* begin Source excerpt *

New surge in spam--tops 90 percent of e-mail

Spam continues to be a global email problem...and it's only getting worse, not better. Last month the amount of spam that was send across the world increased by a whopping 35%, according to a report by Neowin.net.

How does spam find its way into emails boxes? Spammers often use several common tricks. Often it comes from visits to inappropriate websites that invisibly track visitors, collecting their IP and URL addresses or that entise visitors to register their email addresses, which then get sold off to mail spam emailers.

Today, despite recent anti-spam laws and efforts to prevent spam, it's estimated that globally more than 90% of e-mail sent daily is spam. This is causing serious trouble for regular users like you and me as well as e-mail providers as this reduces the usability and reliability of the service.

David Mayer, product manager Ironport systems said "From 31 billion spams a day on average in October 2005 to 63 billion in October 2006. But in November, we saw two surges that averaged 85 billion messages a day, one from Nov. 13 to 22, the other from Nov. 26 to 28."

This current rate of increase was beyond the expectations of internet analysts. Many are pointing out the new methodologies like the extensive use of images in the spam messages instead of text, surge in botnet (zombies) usage by spammers, the increased number of URLs that are available to spammers and under developed spam filters.

Most of the current generation spam filters are not efficient in managing messages that contains images.

The profit motive work that the spammers are doing has made spamming to a whole new "professional" level. They are always first in introducing innovative ways to penetrate into users in-boxes. The application of hacking technologies in the junk mail "industry" has increased manifold from last year. Thanks to new softwares, from fetching e-mail addresses to fooling spam filters everything can be accomplished with easy to use software.

* end Source excerpt *
* begin Data for processing *

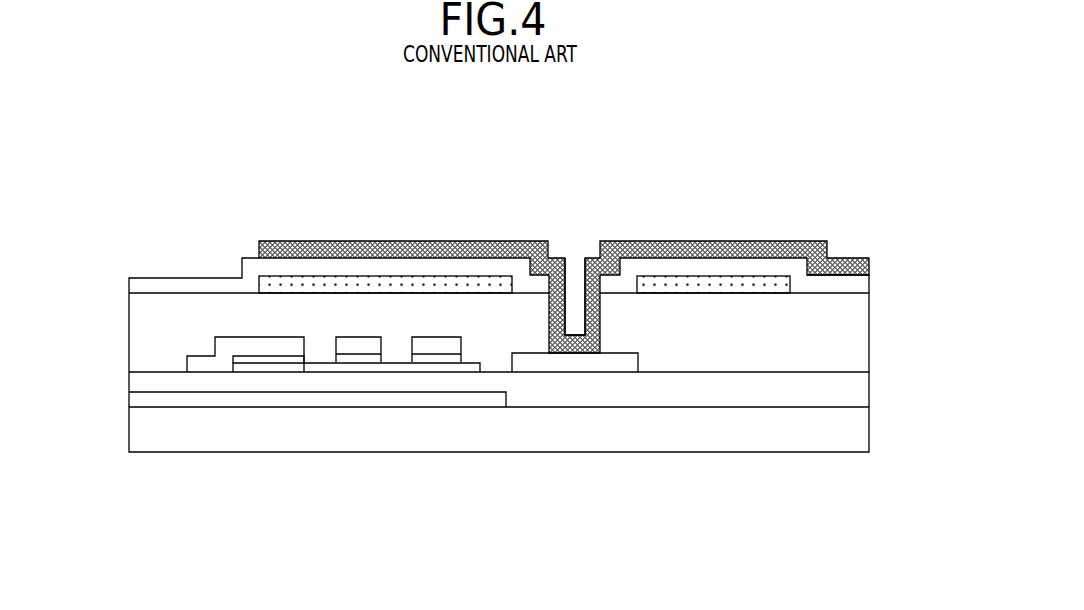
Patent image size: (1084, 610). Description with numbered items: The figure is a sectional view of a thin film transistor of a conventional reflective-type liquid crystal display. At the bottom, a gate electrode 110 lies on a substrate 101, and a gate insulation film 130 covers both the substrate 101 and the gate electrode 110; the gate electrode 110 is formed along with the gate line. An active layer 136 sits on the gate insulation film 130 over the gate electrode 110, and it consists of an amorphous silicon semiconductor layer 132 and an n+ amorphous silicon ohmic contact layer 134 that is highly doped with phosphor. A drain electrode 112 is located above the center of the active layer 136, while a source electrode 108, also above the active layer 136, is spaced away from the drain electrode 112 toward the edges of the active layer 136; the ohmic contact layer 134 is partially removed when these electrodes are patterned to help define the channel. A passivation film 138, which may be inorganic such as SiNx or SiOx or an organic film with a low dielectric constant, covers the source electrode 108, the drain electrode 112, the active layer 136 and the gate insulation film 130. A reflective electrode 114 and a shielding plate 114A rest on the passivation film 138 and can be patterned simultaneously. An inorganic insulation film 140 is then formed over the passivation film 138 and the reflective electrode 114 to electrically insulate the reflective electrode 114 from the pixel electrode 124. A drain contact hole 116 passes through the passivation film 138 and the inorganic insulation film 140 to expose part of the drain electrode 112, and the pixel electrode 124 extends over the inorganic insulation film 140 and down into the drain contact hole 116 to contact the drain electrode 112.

The substrate 101 is at (857, 428).
The source electrode 108 is at (206, 364).
The gate electrode 110 is at (147, 400).
The drain electrode 112 is at (360, 347).
The reflective electrode 114 is at (755, 278).
The shielding plate 114A is at (390, 285).
The drain contact hole 116 is at (578, 256).
The pixel electrode 124 is at (687, 243).
The gate insulation film 130 is at (857, 388).
The amorphous silicon semiconductor layer 132 is at (248, 366).
The ohmic contact layer 134 is at (280, 361).
The active layer 136 is at (354, 462).
The passivation film 138 is at (857, 335).
The inorganic insulation film 140 is at (857, 282).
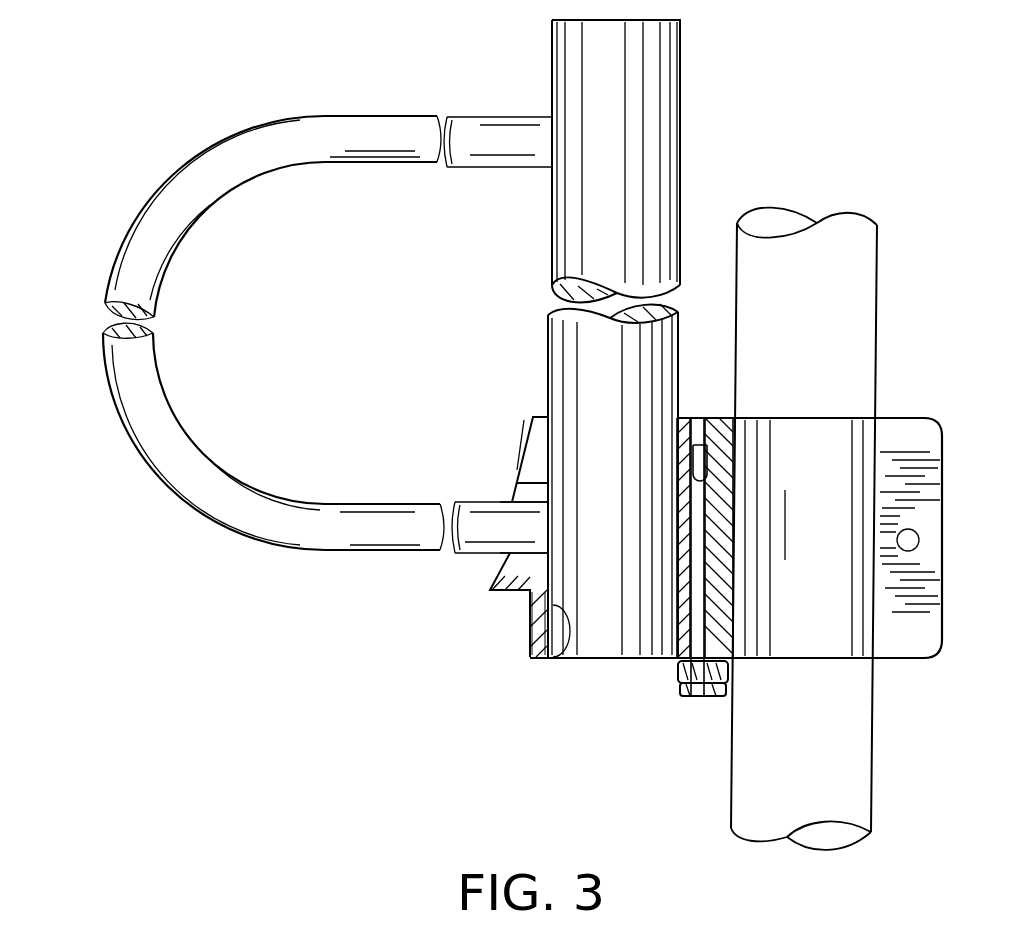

* end Data for processing *

#### [Given task 1]
Copy the spam article word for word from "New surge in" to "of the service.".
#### [Given task 2]
Rewrite the listing from its start through the line with "The active layer 136 is at (354, 462).", replacing "conventional" with "typical" and changing nothing else. Leave the pictures out.
The spam article and the listing come from unrelated sources.

#### [Written reply 1]
New surge in spam--tops 90 percent of e-mail

Spam continues to be a global email problem...and it's only getting worse, not better. Last month the amount of spam that was send across the world increased by a whopping 35%, according to a report by Neowin.net.

How does spam find its way into emails boxes? Spammers often use several common tricks. Often it comes from visits to inappropriate websites that invisibly track visitors, collecting their IP and URL addresses or that entise visitors to register their email addresses, which then get sold off to mail spam emailers.

Today, despite recent anti-spam laws and efforts to prevent spam, it's estimated that globally more than 90% of e-mail sent daily is spam. This is causing serious trouble for regular users like you and me as well as e-mail providers as this reduces the usability and reliability of the service.

#### [Written reply 2]
Patent image size: (1084, 610). Description with numbered items: The figure is a sectional view of a thin film transistor of a typical reflective-type liquid crystal display. At the bottom, a gate electrode 110 lies on a substrate 101, and a gate insulation film 130 covers both the substrate 101 and the gate electrode 110; the gate electrode 110 is formed along with the gate line. An active layer 136 sits on the gate insulation film 130 over the gate electrode 110, and it consists of an amorphous silicon semiconductor layer 132 and an n+ amorphous silicon ohmic contact layer 134 that is highly doped with phosphor. A drain electrode 112 is located above the center of the active layer 136, while a source electrode 108, also above the active layer 136, is spaced away from the drain electrode 112 toward the edges of the active layer 136; the ohmic contact layer 134 is partially removed when these electrodes are patterned to help define the channel. A passivation film 138, which may be inorganic such as SiNx or SiOx or an organic film with a low dielectric constant, covers the source electrode 108, the drain electrode 112, the active layer 136 and the gate insulation film 130. A reflective electrode 114 and a shielding plate 114A rest on the passivation film 138 and can be patterned simultaneously. An inorganic insulation film 140 is then formed over the passivation film 138 and the reflective electrode 114 to electrically insulate the reflective electrode 114 from the pixel electrode 124. A drain contact hole 116 passes through the passivation film 138 and the inorganic insulation film 140 to expose part of the drain electrode 112, and the pixel electrode 124 extends over the inorganic insulation film 140 and down into the drain contact hole 116 to contact the drain electrode 112.

The substrate 101 is at (857, 428).
The source electrode 108 is at (206, 364).
The gate electrode 110 is at (147, 400).
The drain electrode 112 is at (360, 347).
The reflective electrode 114 is at (755, 278).
The shielding plate 114A is at (390, 285).
The drain contact hole 116 is at (578, 256).
The pixel electrode 124 is at (687, 243).
The gate insulation film 130 is at (857, 388).
The amorphous silicon semiconductor layer 132 is at (248, 366).
The ohmic contact layer 134 is at (280, 361).
The active layer 136 is at (354, 462).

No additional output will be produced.